Pull every line containing "famille" out of the material below.

- **MATERIAL TO PROCESS**

________

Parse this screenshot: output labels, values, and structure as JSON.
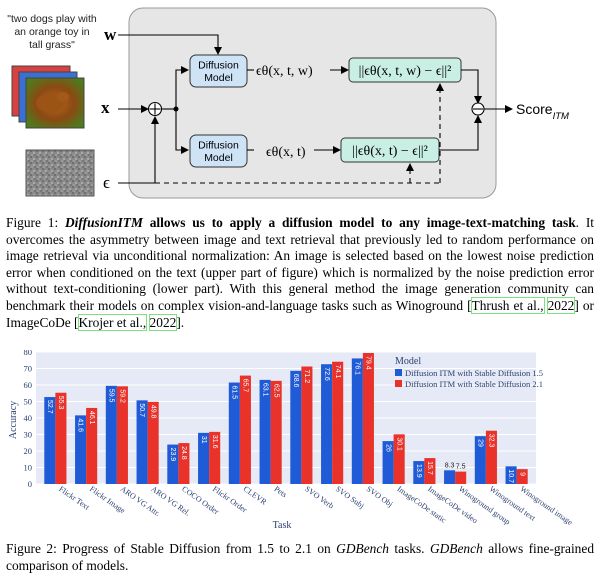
{
  "figure1": {
    "prompt_text": "\"two dogs play with an orange toy in tall grass\"",
    "prompt_lines": [
      "\"two dogs play with",
      "an orange toy in",
      "tall grass\""
    ],
    "label_w": "w",
    "label_x": "x",
    "label_eps": "ϵ",
    "diffusion_top": [
      "Diffusion",
      "Model"
    ],
    "diffusion_bottom": [
      "Diffusion",
      "Model"
    ],
    "eps_top": "ϵθ(x, t, w)",
    "eps_bottom": "ϵθ(x, t)",
    "loss_top": "||ϵθ(x, t, w) − ϵ||²",
    "loss_bottom": "||ϵθ(x, t) − ϵ||²",
    "score_label": "Score",
    "score_sub": "ITM",
    "colors": {
      "panel": "#e6e6e6",
      "diffusion_box": "#cfe3f7",
      "loss_box": "#c9efe4"
    }
  },
  "caption1": {
    "prefix": "Figure 1: ",
    "title_italic": "DiffusionITM",
    "title_bold": " allows us to apply a diffusion model to any image-text-matching task",
    "body": ". It overcomes the asymmetry between image and text retrieval that previously led to random performance on image retrieval via unconditional normalization: An image is selected based on the lowest noise prediction error when conditioned on the text (upper part of figure) which is normalized by the noise prediction error without text-conditioning (lower part). With this general method the image generation community can benchmark their models on complex vision-and-language tasks such as Winoground ",
    "cite1_open": "[",
    "cite1": "Thrush et al.,",
    "cite1_year": "2022",
    "cite1_close": "]",
    "mid": " or ImageCoDe ",
    "cite2_open": "[",
    "cite2": "Krojer et al.,",
    "cite2_year": "2022",
    "cite2_close": "]",
    "end": "."
  },
  "chart_data": {
    "type": "bar",
    "xlabel": "Task",
    "ylabel": "Accuracy",
    "ylim": [
      0,
      80
    ],
    "yticks": [
      0,
      10,
      20,
      30,
      40,
      50,
      60,
      70,
      80
    ],
    "legend_title": "Model",
    "legend_placement": "top-right",
    "grid": true,
    "categories": [
      "Flickr Text",
      "Flickr Image",
      "ARO VG Attr.",
      "ARO VG Rel.",
      "COCO Order",
      "Flickr Order",
      "CLEVR",
      "Pets",
      "SVO Verb",
      "SVO Subj",
      "SVO Obj",
      "ImageCoDe static",
      "ImageCoDe video",
      "Winoground group",
      "Winoground text",
      "Winoground image"
    ],
    "series": [
      {
        "name": "Diffusion ITM with Stable Diffusion 1.5",
        "color": "#1f5bd6",
        "values": [
          52.7,
          41.6,
          59.5,
          50.7,
          23.9,
          31,
          61.5,
          63.1,
          68.6,
          72.6,
          76.1,
          26,
          13.9,
          8.3,
          29,
          10.7
        ],
        "labels": [
          "52.7",
          "41.6",
          "59.5",
          "50.7",
          "23.9",
          "31",
          "61.5",
          "63.1",
          "68.6",
          "72.6",
          "76.1",
          "26",
          "13.9",
          "8.3",
          "29",
          "10.7"
        ]
      },
      {
        "name": "Diffusion ITM with Stable Diffusion 2.1",
        "color": "#e8322a",
        "values": [
          55.3,
          46.1,
          59.2,
          49.8,
          24.8,
          31.6,
          65.7,
          62.5,
          71.2,
          74.1,
          79.4,
          30.1,
          15.7,
          7.5,
          32.3,
          9
        ],
        "labels": [
          "55.3",
          "46.1",
          "59.2",
          "49.8",
          "24.8",
          "31.6",
          "65.7",
          "62.5",
          "71.2",
          "74.1",
          "79.4",
          "30.1",
          "15.7",
          "7.5",
          "32.3",
          "9"
        ]
      }
    ]
  },
  "caption2": {
    "prefix": "Figure 2: Progress of Stable Diffusion from 1.5 to 2.1 on ",
    "bench1": "GDBench",
    "mid": " tasks. ",
    "bench2": "GDBench",
    "end": " allows fine-grained comparison of models."
  }
}
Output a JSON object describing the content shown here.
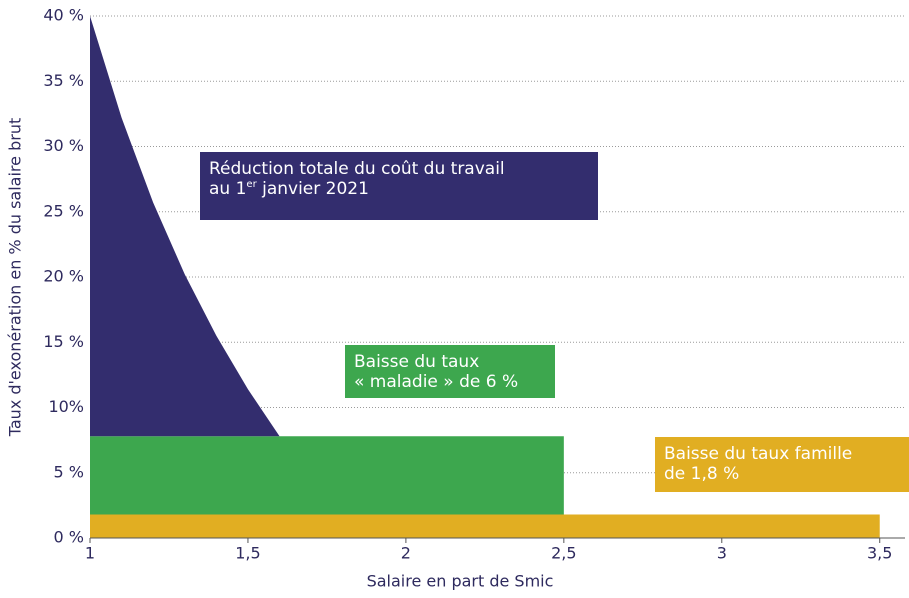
{
  "chart_data": {
    "type": "area",
    "stacked": true,
    "x_label": "Salaire en part de Smic",
    "y_label": "Taux d'exonération en % du salaire brut",
    "x": [
      1,
      1.1,
      1.2,
      1.3,
      1.4,
      1.5,
      1.6,
      2.5,
      3.5
    ],
    "series": [
      {
        "name": "Baisse du taux famille de 1,8 %",
        "color": "#e1ae22",
        "values": [
          1.8,
          1.8,
          1.8,
          1.8,
          1.8,
          1.8,
          1.8,
          1.8,
          1.8
        ]
      },
      {
        "name": "Baisse du taux « maladie » de 6 %",
        "color": "#3da74e",
        "values": [
          6,
          6,
          6,
          6,
          6,
          6,
          6,
          6,
          null
        ]
      },
      {
        "name": "Réduction totale du coût du travail au 1er janvier 2021",
        "color": "#332d6e",
        "values": [
          32.2,
          24.4,
          17.9,
          12.4,
          7.7,
          3.6,
          0,
          null,
          null
        ]
      }
    ],
    "annotations": [
      {
        "lines": [
          "Baisse du taux famille",
          "de 1,8 %"
        ]
      },
      {
        "lines": [
          "Baisse du taux",
          "« maladie » de 6 %"
        ]
      },
      {
        "lines": [
          "Réduction totale du coût du travail",
          "au 1",
          "er",
          " janvier 2021"
        ]
      }
    ],
    "xlim": [
      1,
      3.58
    ],
    "xticks": [
      1,
      {
        "value": 1.5,
        "label": "1,5"
      },
      2,
      {
        "value": 2.5,
        "label": "2,5"
      },
      3,
      {
        "value": 3.5,
        "label": "3,5"
      }
    ],
    "ylim": [
      0,
      40
    ],
    "yticks": [
      {
        "value": 0,
        "label": "0 %"
      },
      {
        "value": 5,
        "label": "5 %"
      },
      {
        "value": 10,
        "label": "10%"
      },
      {
        "value": 15,
        "label": "15 %"
      },
      {
        "value": 20,
        "label": "20 %"
      },
      {
        "value": 25,
        "label": "25 %"
      },
      {
        "value": 30,
        "label": "30 %"
      },
      {
        "value": 35,
        "label": "35 %"
      },
      {
        "value": 40,
        "label": "40 %"
      }
    ],
    "grid": true
  }
}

________

- **EXERCISE RESPONSE**
        "name": "Baisse du taux famille de 1,8 %",
          "Baisse du taux famille",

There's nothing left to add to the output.